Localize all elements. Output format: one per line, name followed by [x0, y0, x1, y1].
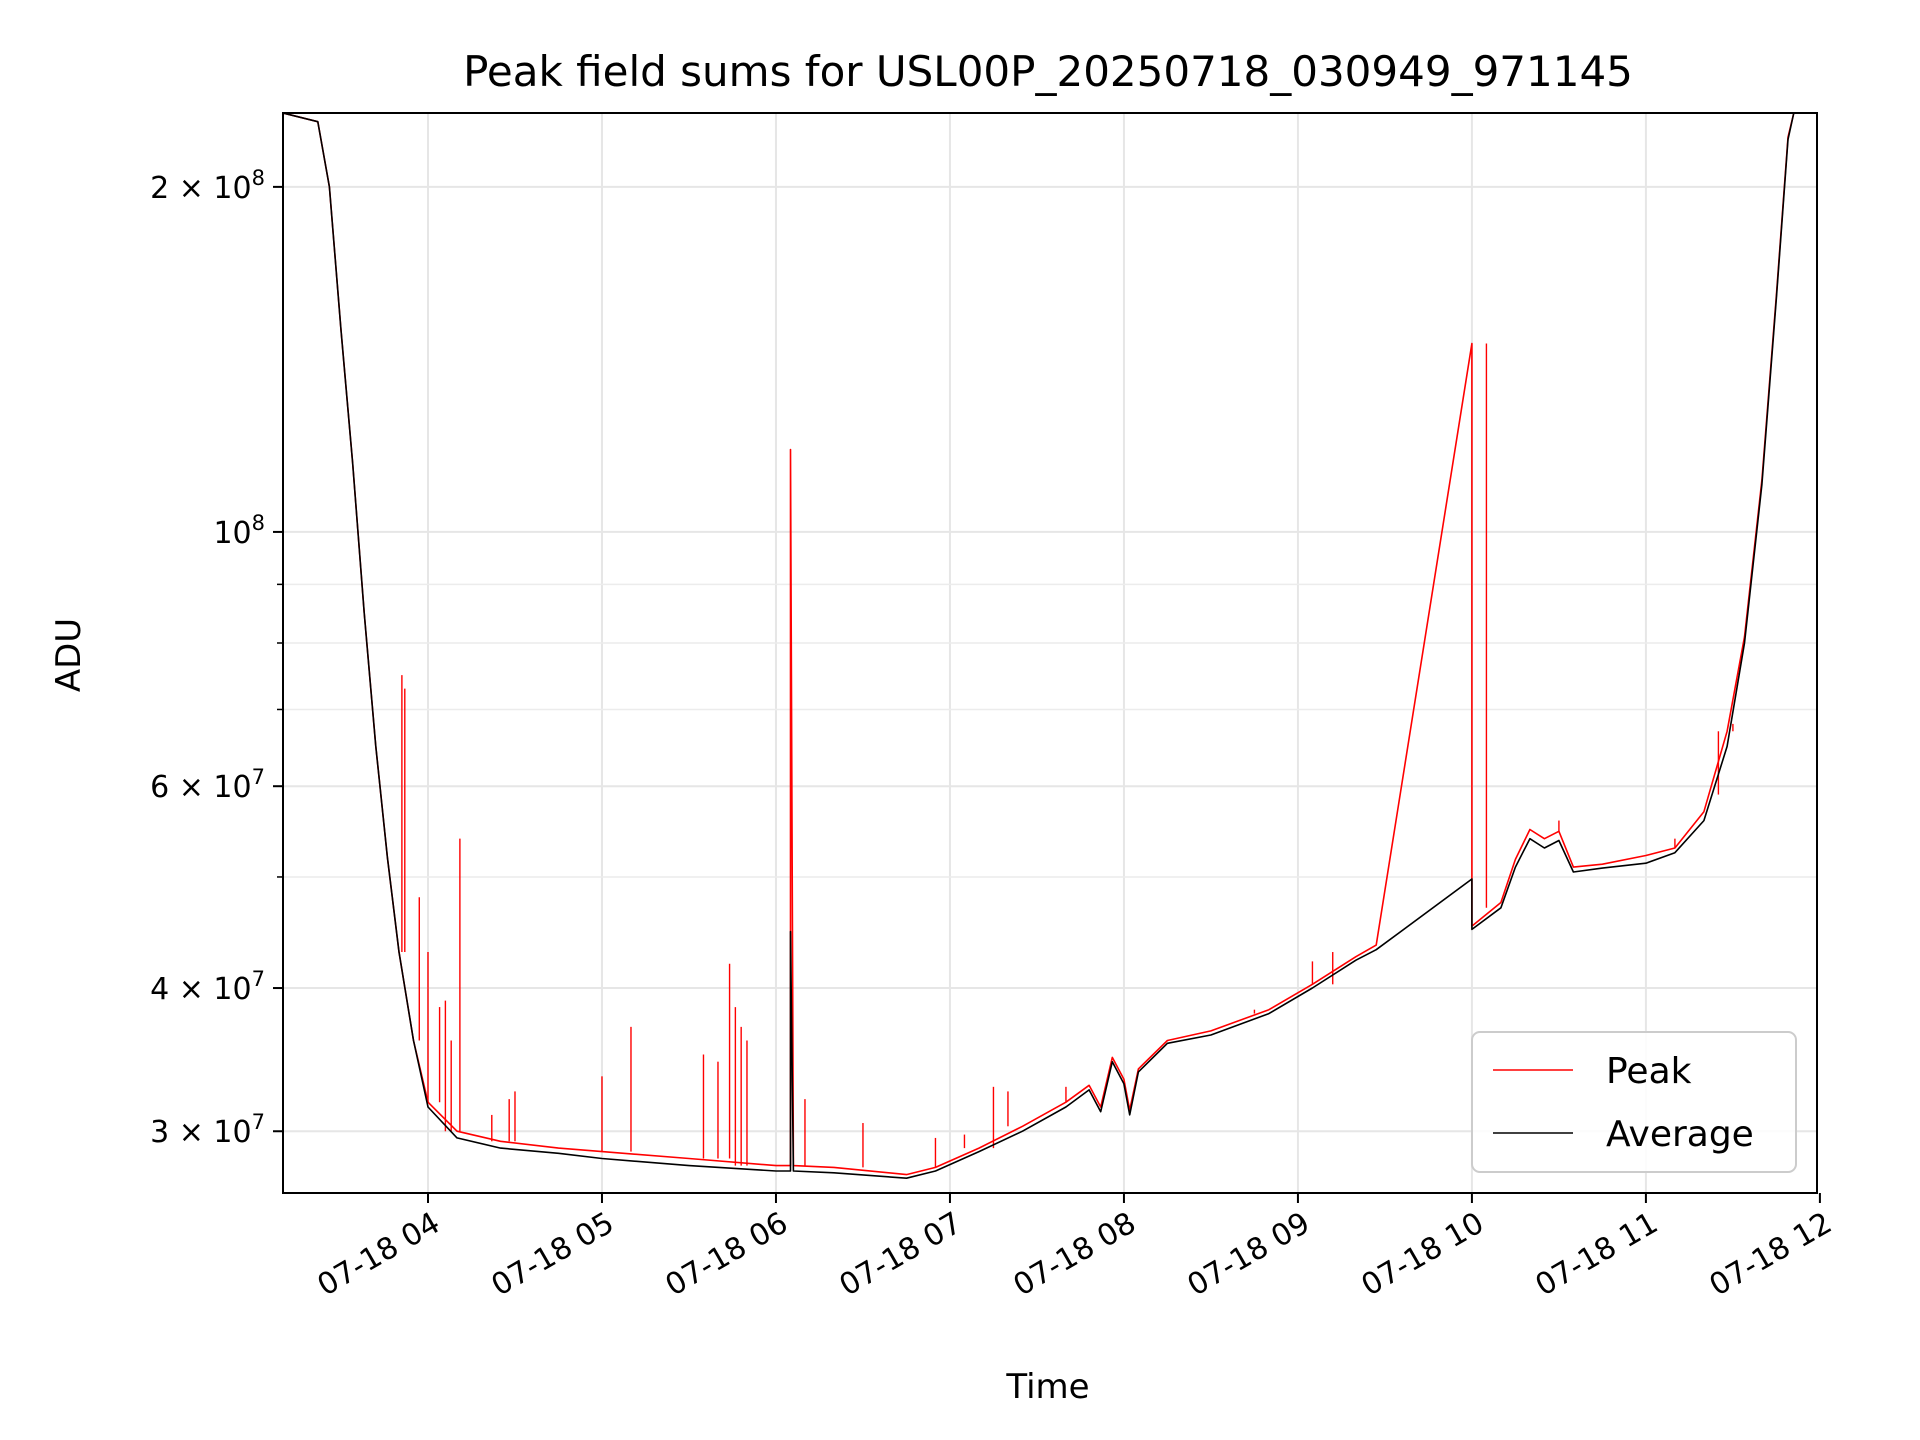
x-tick-label: 07-18 05: [486, 1206, 620, 1304]
x-tick-label: 07-18 07: [834, 1206, 968, 1304]
series-layer: [283, 113, 1817, 1179]
legend-box: [1471, 1031, 1797, 1173]
series-line-peak: [283, 113, 1817, 1176]
chart-title: Peak field sums for USL00P_20250718_0309…: [463, 47, 1633, 96]
x-tick-label: 07-18 10: [1356, 1206, 1490, 1304]
grid: [283, 113, 1817, 1193]
y-tick-label: 4 × 107: [150, 967, 265, 1007]
plot-frame: [282, 112, 1818, 1194]
y-tick-label: 2 × 108: [150, 166, 265, 206]
x-tick-label: 07-18 04: [312, 1206, 446, 1304]
y-axis: 3 × 107 4 × 107 6 × 107 108 2 × 108: [150, 166, 283, 1150]
x-axis: 07-18 04 07-18 05 07-18 06 07-18 07 07-18 08…: [312, 1193, 1838, 1303]
y-axis-title: ADU: [49, 618, 89, 692]
legend-label-average: Average: [1606, 1114, 1754, 1155]
x-axis-title: Time: [1005, 1367, 1089, 1407]
x-tick-label: 07-18 12: [1704, 1206, 1838, 1304]
x-tick-label: 07-18 09: [1182, 1206, 1316, 1304]
y-tick-label: 108: [213, 511, 265, 551]
legend: Peak Average: [1471, 1031, 1797, 1173]
series-line-average: [283, 113, 1817, 1179]
x-tick-label: 07-18 11: [1530, 1206, 1664, 1304]
x-tick-label: 07-18 06: [660, 1206, 794, 1304]
y-tick-label: 6 × 107: [150, 765, 265, 805]
x-tick-label: 07-18 08: [1008, 1206, 1142, 1304]
legend-label-peak: Peak: [1606, 1051, 1692, 1092]
y-tick-label: 3 × 107: [150, 1110, 265, 1150]
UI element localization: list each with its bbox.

SHORT PROBLEM >> Reproduce every line of the material above word for word, but leave out the picture.

ANSWER TO THE PROBLEM >>
Localize all elements. Output format: one per line, name followed by [x0, y0, x1, y1].
x-tick-label: 07-18 05: [486, 1206, 620, 1304]
x-tick-label: 07-18 07: [834, 1206, 968, 1304]
series-layer: [283, 113, 1817, 1179]
legend-box: [1471, 1031, 1797, 1173]
series-line-peak: [283, 113, 1817, 1176]
chart-title: Peak field sums for USL00P_20250718_0309…: [463, 47, 1633, 96]
x-tick-label: 07-18 10: [1356, 1206, 1490, 1304]
grid: [283, 113, 1817, 1193]
y-tick-label: 4 × 107: [150, 967, 265, 1007]
plot-frame: [282, 112, 1818, 1194]
y-tick-label: 2 × 108: [150, 166, 265, 206]
x-tick-label: 07-18 04: [312, 1206, 446, 1304]
y-axis: 3 × 107 4 × 107 6 × 107 108 2 × 108: [150, 166, 283, 1150]
x-axis: 07-18 04 07-18 05 07-18 06 07-18 07 07-18 08…: [312, 1193, 1838, 1303]
y-axis-title: ADU: [49, 618, 89, 692]
legend-label-average: Average: [1606, 1114, 1754, 1155]
x-axis-title: Time: [1005, 1367, 1089, 1407]
x-tick-label: 07-18 12: [1704, 1206, 1838, 1304]
x-tick-label: 07-18 09: [1182, 1206, 1316, 1304]
y-tick-label: 108: [213, 511, 265, 551]
legend: Peak Average: [1471, 1031, 1797, 1173]
series-line-average: [283, 113, 1817, 1179]
x-tick-label: 07-18 11: [1530, 1206, 1664, 1304]
x-tick-label: 07-18 06: [660, 1206, 794, 1304]
y-tick-label: 6 × 107: [150, 765, 265, 805]
x-tick-label: 07-18 08: [1008, 1206, 1142, 1304]
legend-label-peak: Peak: [1606, 1051, 1692, 1092]
y-tick-label: 3 × 107: [150, 1110, 265, 1150]
UI element localization: list each with its bbox.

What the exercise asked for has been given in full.